> Problem to solve
Retype each record shown below, leaving every character as it is.

> The records
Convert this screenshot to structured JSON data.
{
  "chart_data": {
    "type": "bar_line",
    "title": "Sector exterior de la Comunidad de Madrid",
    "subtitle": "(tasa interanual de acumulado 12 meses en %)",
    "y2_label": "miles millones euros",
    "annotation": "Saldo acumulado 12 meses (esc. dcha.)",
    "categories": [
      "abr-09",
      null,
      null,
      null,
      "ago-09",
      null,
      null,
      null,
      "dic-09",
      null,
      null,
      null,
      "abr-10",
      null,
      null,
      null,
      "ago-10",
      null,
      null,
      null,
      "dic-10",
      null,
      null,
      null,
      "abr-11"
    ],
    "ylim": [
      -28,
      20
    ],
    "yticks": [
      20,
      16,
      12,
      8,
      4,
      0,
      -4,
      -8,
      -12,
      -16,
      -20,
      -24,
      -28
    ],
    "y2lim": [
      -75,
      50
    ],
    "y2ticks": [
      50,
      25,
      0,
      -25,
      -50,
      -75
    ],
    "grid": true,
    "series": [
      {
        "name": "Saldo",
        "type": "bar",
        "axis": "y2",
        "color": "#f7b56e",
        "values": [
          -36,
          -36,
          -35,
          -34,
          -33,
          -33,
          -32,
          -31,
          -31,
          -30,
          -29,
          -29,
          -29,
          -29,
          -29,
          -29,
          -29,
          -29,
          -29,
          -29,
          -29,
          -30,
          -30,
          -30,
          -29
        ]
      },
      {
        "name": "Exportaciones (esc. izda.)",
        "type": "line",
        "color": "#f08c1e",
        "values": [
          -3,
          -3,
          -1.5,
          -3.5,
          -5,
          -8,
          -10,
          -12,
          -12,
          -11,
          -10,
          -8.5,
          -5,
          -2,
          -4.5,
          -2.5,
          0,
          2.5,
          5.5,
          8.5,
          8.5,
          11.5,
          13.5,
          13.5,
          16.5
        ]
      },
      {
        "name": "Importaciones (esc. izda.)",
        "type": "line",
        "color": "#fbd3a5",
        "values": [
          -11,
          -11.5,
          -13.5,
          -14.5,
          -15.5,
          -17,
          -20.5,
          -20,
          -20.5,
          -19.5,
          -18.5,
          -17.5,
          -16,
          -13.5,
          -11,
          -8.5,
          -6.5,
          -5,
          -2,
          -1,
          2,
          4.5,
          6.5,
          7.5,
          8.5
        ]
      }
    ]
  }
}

> Solution to this task
Convert this screenshot to structured JSON data.
{
  "chart_data": {
    "type": "bar_line",
    "title": "Sector exterior de la Comunidad de Madrid",
    "subtitle": "(tasa interanual de acumulado 12 meses en %)",
    "y2_label": "miles millones euros",
    "annotation": "Saldo acumulado 12 meses (esc. dcha.)",
    "categories": [
      "abr-09",
      null,
      null,
      null,
      "ago-09",
      null,
      null,
      null,
      "dic-09",
      null,
      null,
      null,
      "abr-10",
      null,
      null,
      null,
      "ago-10",
      null,
      null,
      null,
      "dic-10",
      null,
      null,
      null,
      "abr-11"
    ],
    "ylim": [
      -28,
      20
    ],
    "yticks": [
      20,
      16,
      12,
      8,
      4,
      0,
      -4,
      -8,
      -12,
      -16,
      -20,
      -24,
      -28
    ],
    "y2lim": [
      -75,
      50
    ],
    "y2ticks": [
      50,
      25,
      0,
      -25,
      -50,
      -75
    ],
    "grid": true,
    "series": [
      {
        "name": "Saldo",
        "type": "bar",
        "axis": "y2",
        "color": "#f7b56e",
        "values": [
          -36,
          -36,
          -35,
          -34,
          -33,
          -33,
          -32,
          -31,
          -31,
          -30,
          -29,
          -29,
          -29,
          -29,
          -29,
          -29,
          -29,
          -29,
          -29,
          -29,
          -29,
          -30,
          -30,
          -30,
          -29
        ]
      },
      {
        "name": "Exportaciones (esc. izda.)",
        "type": "line",
        "color": "#f08c1e",
        "values": [
          -3,
          -3,
          -1.5,
          -3.5,
          -5,
          -8,
          -10,
          -12,
          -12,
          -11,
          -10,
          -8.5,
          -5,
          -2,
          -4.5,
          -2.5,
          0,
          2.5,
          5.5,
          8.5,
          8.5,
          11.5,
          13.5,
          13.5,
          16.5
        ]
      },
      {
        "name": "Importaciones (esc. izda.)",
        "type": "line",
        "color": "#fbd3a5",
        "values": [
          -11,
          -11.5,
          -13.5,
          -14.5,
          -15.5,
          -17,
          -20.5,
          -20,
          -20.5,
          -19.5,
          -18.5,
          -17.5,
          -16,
          -13.5,
          -11,
          -8.5,
          -6.5,
          -5,
          -2,
          -1,
          2,
          4.5,
          6.5,
          7.5,
          8.5
        ]
      }
    ]
  }
}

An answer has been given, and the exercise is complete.